**Dataset records:**
━━━━━━
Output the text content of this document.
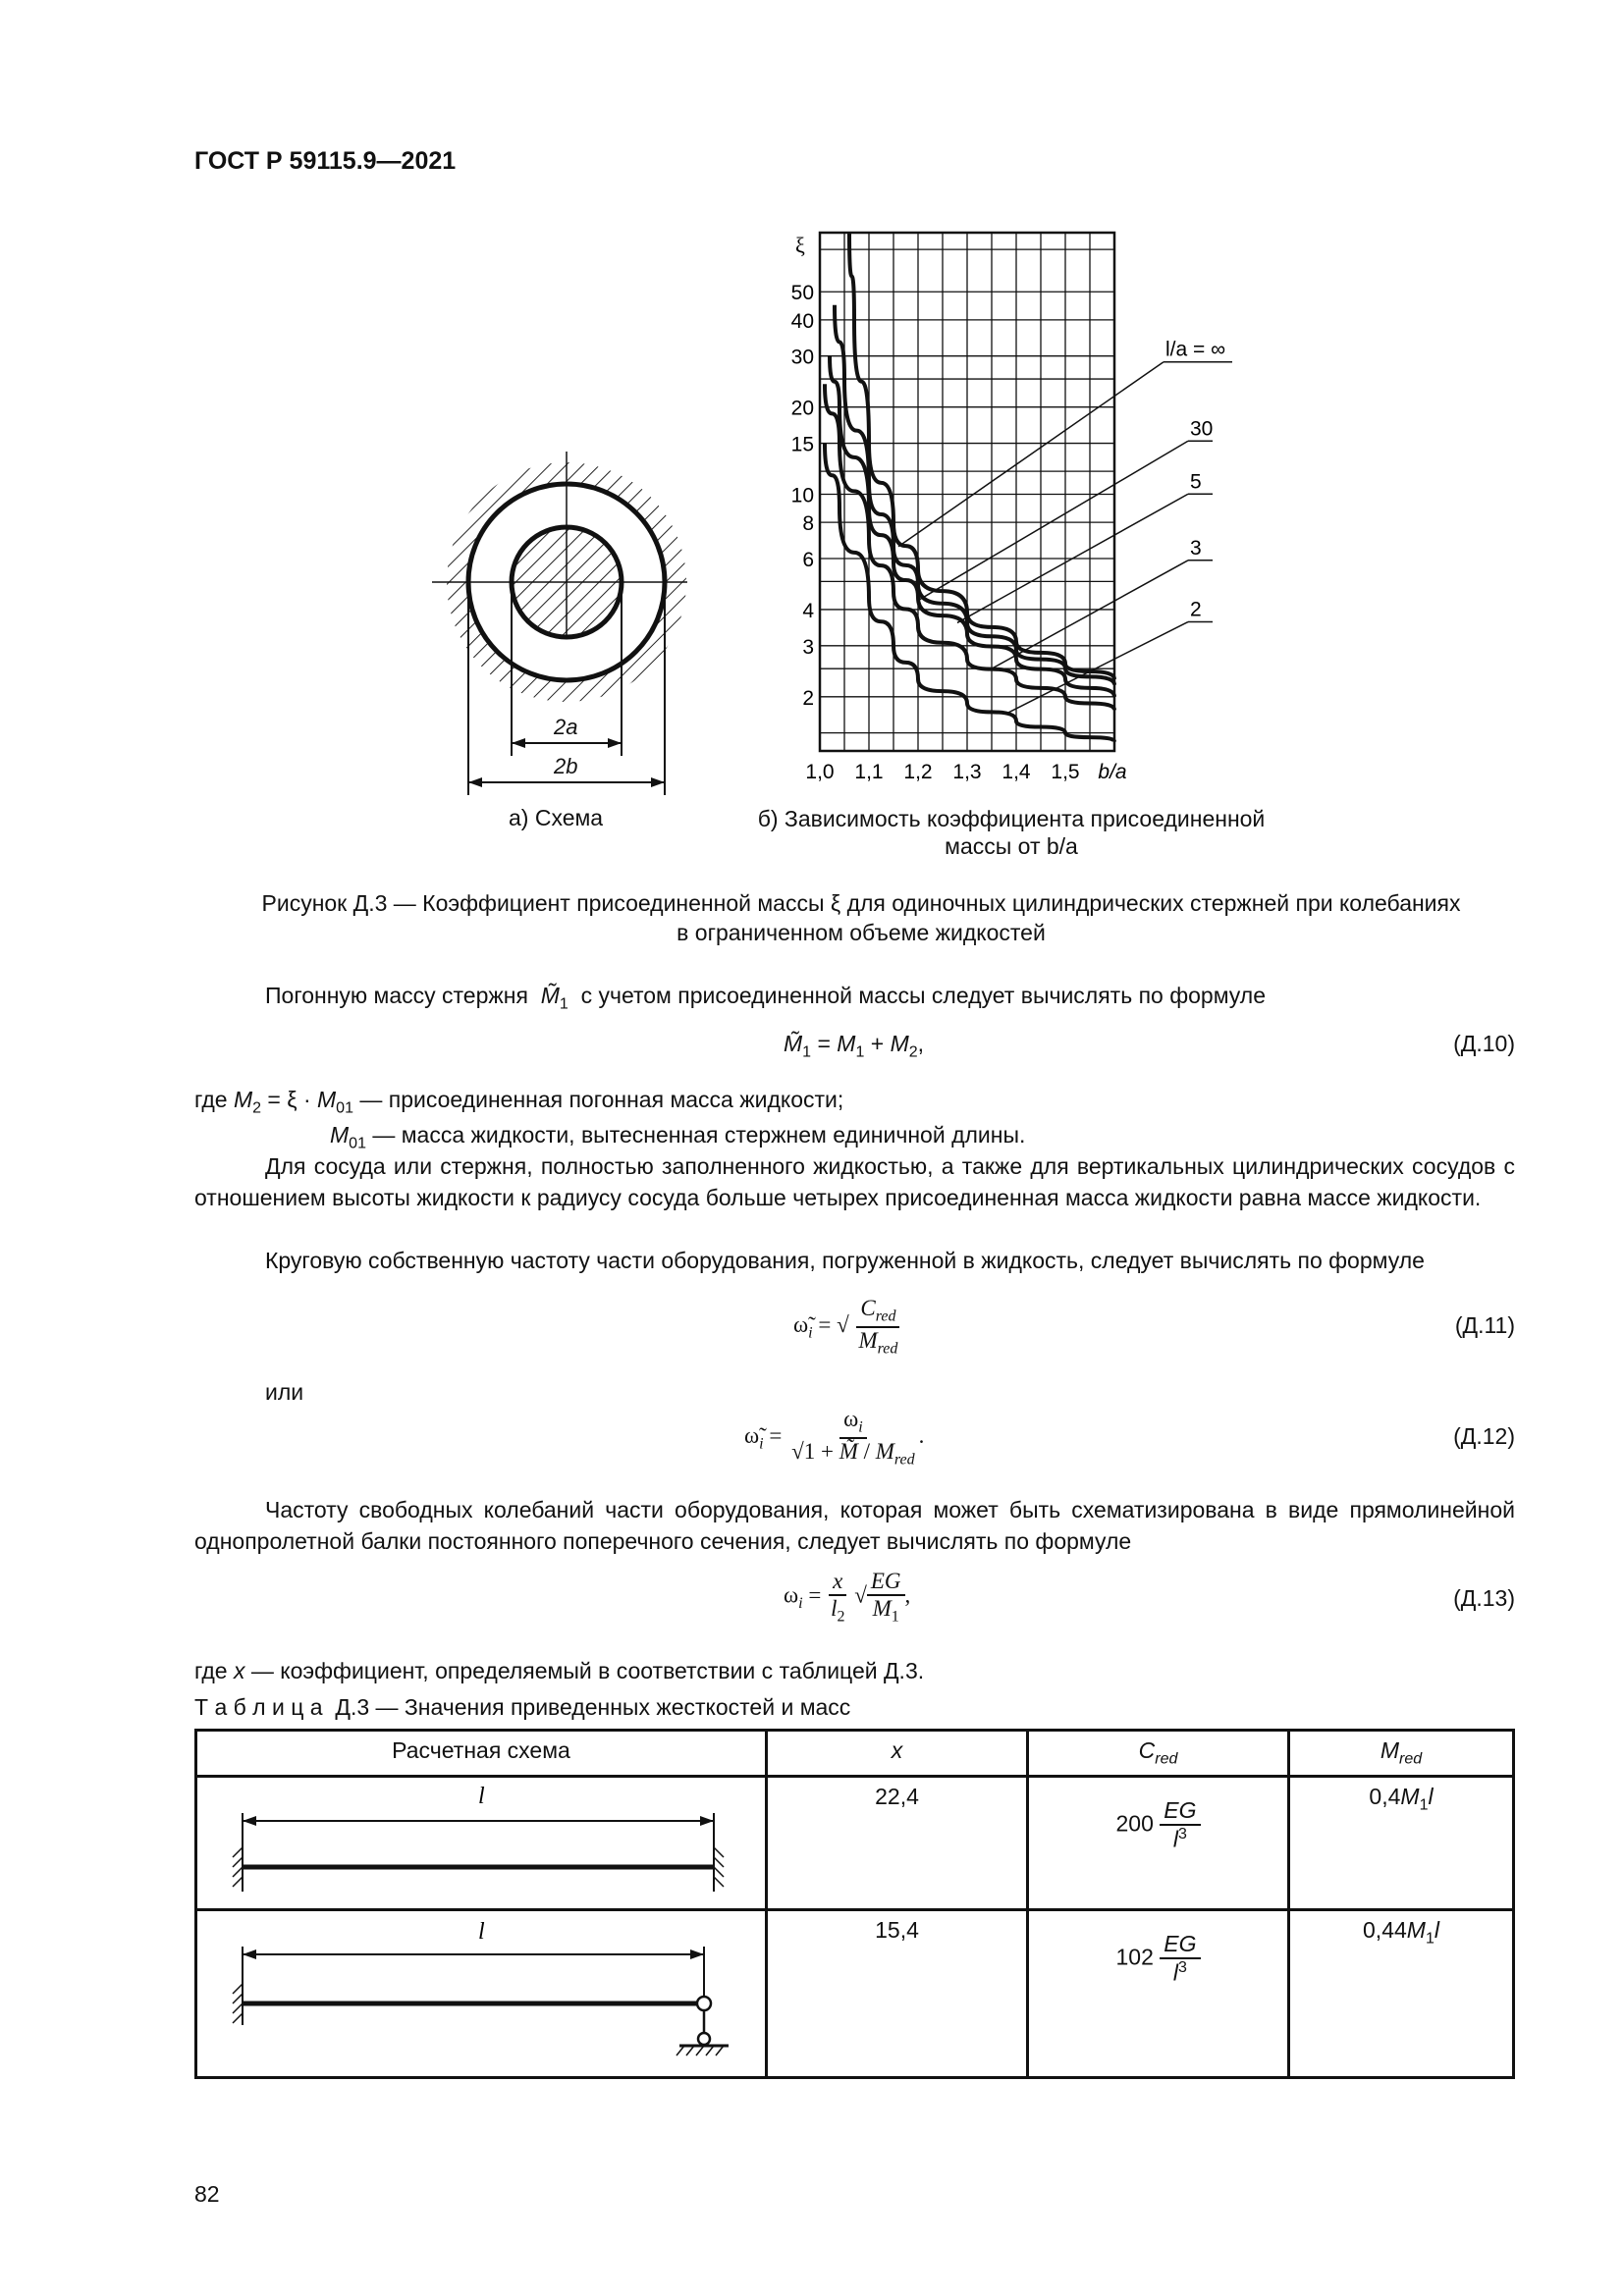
ГОСТ Р 59115.9—2021
2a
2b
а) Схема
50
40
30
20
15
10
8
6
4
3
2
ξ
1,0 1,1 1,2 1,3 1,4 1,5 b/a
l/a = ∞
30
5
3
2
б) Зависимость коэффициента присоединенной массы от b/a
Рисунок Д.3 — Коэффициент присоединенной массы ξ для одиночных цилиндрических стержней при колебаниях
в ограниченном объеме жидкостей
Погонную массу стержня  $M̃_1$ с учетом присоединенной массы следует вычислять по формуле
$M̃_1 = M_1 + M_2$,	(Д.10)
где $M_2 = \xi \cdot M_{01}$ — присоединенная погонная масса жидкости;
$M_{01}$ — масса жидкости, вытесненная стержнем единичной длины.
Для сосуда или стержня, полностью заполненного жидкостью, а также для вертикальных цилиндрических сосудов с отношением высоты жидкости к радиусу сосуда больше четырех присоединенная масса жидкости равна массе жидкости.
Круговую собственную частоту части оборудования, погруженной в жидкость, следует вычислять по формуле
$\omegã_i$ = √ $\frac{C_{red}}{M_{red}}$	(Д.11)
или
$\omegã_i = \frac{\omega_i}{√1 + M̃ / M_{red}}$ .	(Д.12)
Частоту свободных колебаний части оборудования, которая может быть схематизирована в виде прямолинейной однопролетной балки постоянного поперечного сечения, следует вычислять по формуле
$\omega_i = \frac{x}{l_2}$ √ $\frac{EG}{M_1}$ ,	(Д.13)
где x — коэффициент, определяемый в соответствии с таблицей Д.3.
Т а б л и ц а  Д.3 — Значения приведенных жесткостей и масс
Расчетная схема	x	$C_{red}$	$M_{red}$

l	22,4	$200 \frac{EG}{l^3}$	$0,4M_1l$

l	15,4	$102 \frac{EG}{l^3}$	$0,44M_1l$
82
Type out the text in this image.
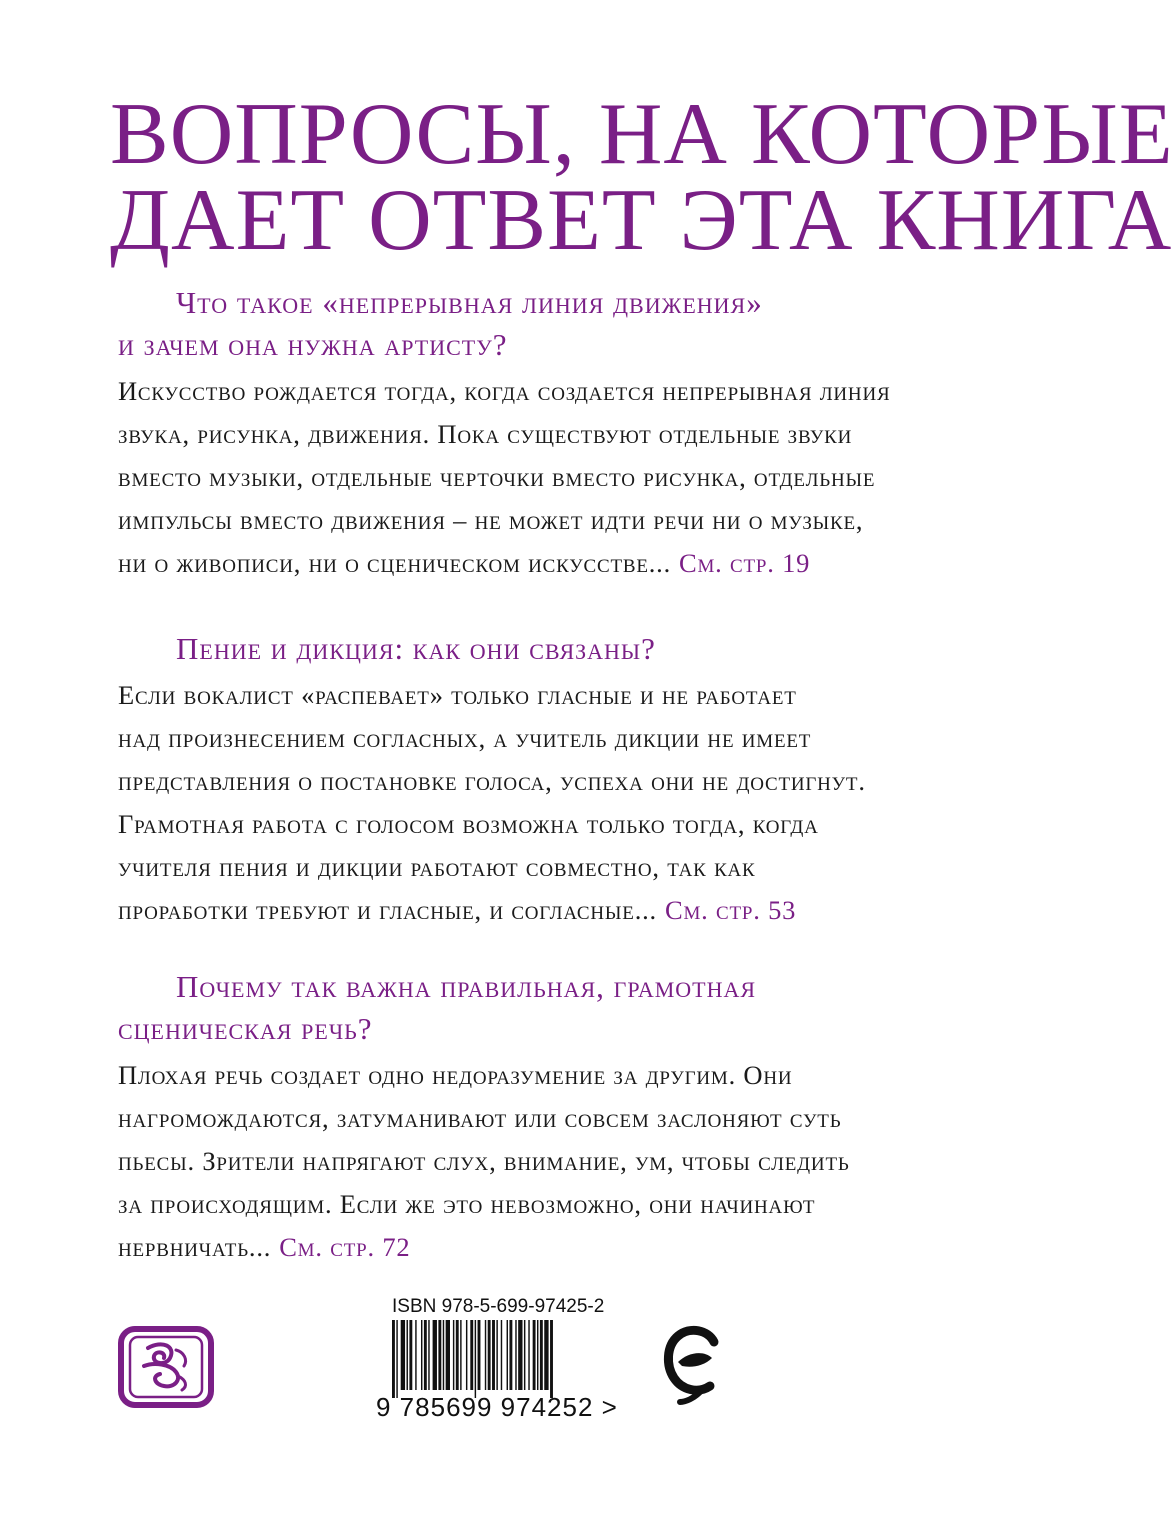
ВОПРОСЫ, НА КОТОРЫЕ
ДАЕТ ОТВЕТ ЭТА КНИГА

Что такое «непрерывная линия движения»
и зачем она нужна артисту?

Искусство рождается тогда, когда создается непрерывная линия
звука, рисунка, движения. Пока существуют отдельные звуки
вместо музыки, отдельные черточки вместо рисунка, отдельные
импульсы вместо движения – не может идти речи ни о музыке,
ни о живописи, ни о сценическом искусстве... См. стр. 19

Пение и дикция: как они связаны?

Если вокалист «распевает» только гласные и не работает
над произнесением согласных, а учитель дикции не имеет
представления о постановке голоса, успеха они не достигнут.
Грамотная работа с голосом возможна только тогда, когда
учителя пения и дикции работают совместно, так как
проработки требуют и гласные, и согласные... См. стр. 53

Почему так важна правильная, грамотная
сценическая речь?

Плохая речь создает одно недоразумение за другим. Они
нагромождаются, затуманивают или совсем заслоняют суть
пьесы. Зрители напрягают слух, внимание, ум, чтобы следить
за происходящим. Если же это невозможно, они начинают
нервничать... См. стр. 72

ISBN 978-5-699-97425-2
9 785699 974252 >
━━━━━━
**Short problem:** The pictures in the entries should be left out; output everything else exactly.

**Exercise answer:**
Output the text content of this document.
ГОСТ Р 59115.9—2021
2a
2b
а) Схема
50
40
30
20
15
10
8
6
4
3
2
ξ
1,0 1,1 1,2 1,3 1,4 1,5 b/a
l/a = ∞
30
5
3
2
б) Зависимость коэффициента присоединенной массы от b/a
Рисунок Д.3 — Коэффициент присоединенной массы ξ для одиночных цилиндрических стержней при колебаниях
в ограниченном объеме жидкостей
Погонную массу стержня  $M̃_1$ с учетом присоединенной массы следует вычислять по формуле
$M̃_1 = M_1 + M_2$,	(Д.10)
где $M_2 = \xi \cdot M_{01}$ — присоединенная погонная масса жидкости;
$M_{01}$ — масса жидкости, вытесненная стержнем единичной длины.
Для сосуда или стержня, полностью заполненного жидкостью, а также для вертикальных цилиндрических сосудов с отношением высоты жидкости к радиусу сосуда больше четырех присоединенная масса жидкости равна массе жидкости.
Круговую собственную частоту части оборудования, погруженной в жидкость, следует вычислять по формуле
$\omegã_i$ = √ $\frac{C_{red}}{M_{red}}$	(Д.11)
или
$\omegã_i = \frac{\omega_i}{√1 + M̃ / M_{red}}$ .	(Д.12)
Частоту свободных колебаний части оборудования, которая может быть схематизирована в виде прямолинейной однопролетной балки постоянного поперечного сечения, следует вычислять по формуле
$\omega_i = \frac{x}{l_2}$ √ $\frac{EG}{M_1}$ ,	(Д.13)
где x — коэффициент, определяемый в соответствии с таблицей Д.3.
Т а б л и ц а  Д.3 — Значения приведенных жесткостей и масс
Расчетная схема	x	$C_{red}$	$M_{red}$

l	22,4	$200 \frac{EG}{l^3}$	$0,4M_1l$

l	15,4	$102 \frac{EG}{l^3}$	$0,44M_1l$
82
Type out the text in this image.
ВОПРОСЫ, НА КОТОРЫЕ
ДАЕТ ОТВЕТ ЭТА КНИГА

Что такое «непрерывная линия движения»
и зачем она нужна артисту?

Искусство рождается тогда, когда создается непрерывная линия
звука, рисунка, движения. Пока существуют отдельные звуки
вместо музыки, отдельные черточки вместо рисунка, отдельные
импульсы вместо движения – не может идти речи ни о музыке,
ни о живописи, ни о сценическом искусстве... См. стр. 19

Пение и дикция: как они связаны?

Если вокалист «распевает» только гласные и не работает
над произнесением согласных, а учитель дикции не имеет
представления о постановке голоса, успеха они не достигнут.
Грамотная работа с голосом возможна только тогда, когда
учителя пения и дикции работают совместно, так как
проработки требуют и гласные, и согласные... См. стр. 53

Почему так важна правильная, грамотная
сценическая речь?

Плохая речь создает одно недоразумение за другим. Они
нагромождаются, затуманивают или совсем заслоняют суть
пьесы. Зрители напрягают слух, внимание, ум, чтобы следить
за происходящим. Если же это невозможно, они начинают
нервничать... См. стр. 72

ISBN 978-5-699-97425-2
9 785699 974252 >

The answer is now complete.